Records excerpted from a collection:
+-------+

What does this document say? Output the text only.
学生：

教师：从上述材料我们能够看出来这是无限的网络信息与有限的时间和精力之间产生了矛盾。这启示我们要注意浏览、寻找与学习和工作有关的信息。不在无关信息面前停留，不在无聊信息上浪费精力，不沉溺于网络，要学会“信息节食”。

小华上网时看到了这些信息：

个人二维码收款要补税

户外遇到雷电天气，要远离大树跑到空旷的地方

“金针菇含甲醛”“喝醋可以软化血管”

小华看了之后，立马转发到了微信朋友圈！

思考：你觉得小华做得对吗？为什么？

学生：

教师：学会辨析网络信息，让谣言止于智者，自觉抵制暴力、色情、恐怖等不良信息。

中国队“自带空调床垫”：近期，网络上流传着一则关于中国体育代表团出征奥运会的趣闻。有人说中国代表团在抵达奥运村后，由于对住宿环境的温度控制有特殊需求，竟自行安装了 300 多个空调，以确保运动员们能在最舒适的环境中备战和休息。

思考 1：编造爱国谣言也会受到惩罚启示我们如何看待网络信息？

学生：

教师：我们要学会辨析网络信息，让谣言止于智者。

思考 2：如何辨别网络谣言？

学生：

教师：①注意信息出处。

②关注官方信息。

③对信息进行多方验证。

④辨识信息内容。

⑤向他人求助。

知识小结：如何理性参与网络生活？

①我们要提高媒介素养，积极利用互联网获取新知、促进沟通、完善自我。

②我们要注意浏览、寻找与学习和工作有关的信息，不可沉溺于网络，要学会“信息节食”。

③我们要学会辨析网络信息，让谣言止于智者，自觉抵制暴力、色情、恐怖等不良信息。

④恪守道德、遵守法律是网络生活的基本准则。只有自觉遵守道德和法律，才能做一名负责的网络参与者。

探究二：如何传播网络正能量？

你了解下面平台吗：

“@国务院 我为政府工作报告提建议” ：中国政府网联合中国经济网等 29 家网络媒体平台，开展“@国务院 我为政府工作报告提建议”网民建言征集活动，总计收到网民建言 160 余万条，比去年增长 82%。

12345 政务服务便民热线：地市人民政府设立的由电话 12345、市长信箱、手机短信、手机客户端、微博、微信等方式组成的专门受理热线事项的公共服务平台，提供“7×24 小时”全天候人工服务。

+-------+

* _Work to complete_
The records above need to be transcribed in full. Keep every character unchanged.

* _Answer to the exercise_
What does this document say? Output the text only.
学生：

教师：从上述材料我们能够看出来这是无限的网络信息与有限的时间和精力之间产生了矛盾。这启示我们要注意浏览、寻找与学习和工作有关的信息。不在无关信息面前停留，不在无聊信息上浪费精力，不沉溺于网络，要学会“信息节食”。

小华上网时看到了这些信息：

个人二维码收款要补税

户外遇到雷电天气，要远离大树跑到空旷的地方

“金针菇含甲醛”“喝醋可以软化血管”

小华看了之后，立马转发到了微信朋友圈！

思考：你觉得小华做得对吗？为什么？

学生：

教师：学会辨析网络信息，让谣言止于智者，自觉抵制暴力、色情、恐怖等不良信息。

中国队“自带空调床垫”：近期，网络上流传着一则关于中国体育代表团出征奥运会的趣闻。有人说中国代表团在抵达奥运村后，由于对住宿环境的温度控制有特殊需求，竟自行安装了 300 多个空调，以确保运动员们能在最舒适的环境中备战和休息。

思考 1：编造爱国谣言也会受到惩罚启示我们如何看待网络信息？

学生：

教师：我们要学会辨析网络信息，让谣言止于智者。

思考 2：如何辨别网络谣言？

学生：

教师：①注意信息出处。

②关注官方信息。

③对信息进行多方验证。

④辨识信息内容。

⑤向他人求助。

知识小结：如何理性参与网络生活？

①我们要提高媒介素养，积极利用互联网获取新知、促进沟通、完善自我。

②我们要注意浏览、寻找与学习和工作有关的信息，不可沉溺于网络，要学会“信息节食”。

③我们要学会辨析网络信息，让谣言止于智者，自觉抵制暴力、色情、恐怖等不良信息。

④恪守道德、遵守法律是网络生活的基本准则。只有自觉遵守道德和法律，才能做一名负责的网络参与者。

探究二：如何传播网络正能量？

你了解下面平台吗：

“@国务院 我为政府工作报告提建议” ：中国政府网联合中国经济网等 29 家网络媒体平台，开展“@国务院 我为政府工作报告提建议”网民建言征集活动，总计收到网民建言 160 余万条，比去年增长 82%。

12345 政务服务便民热线：地市人民政府设立的由电话 12345、市长信箱、手机短信、手机客户端、微博、微信等方式组成的专门受理热线事项的公共服务平台，提供“7×24 小时”全天候人工服务。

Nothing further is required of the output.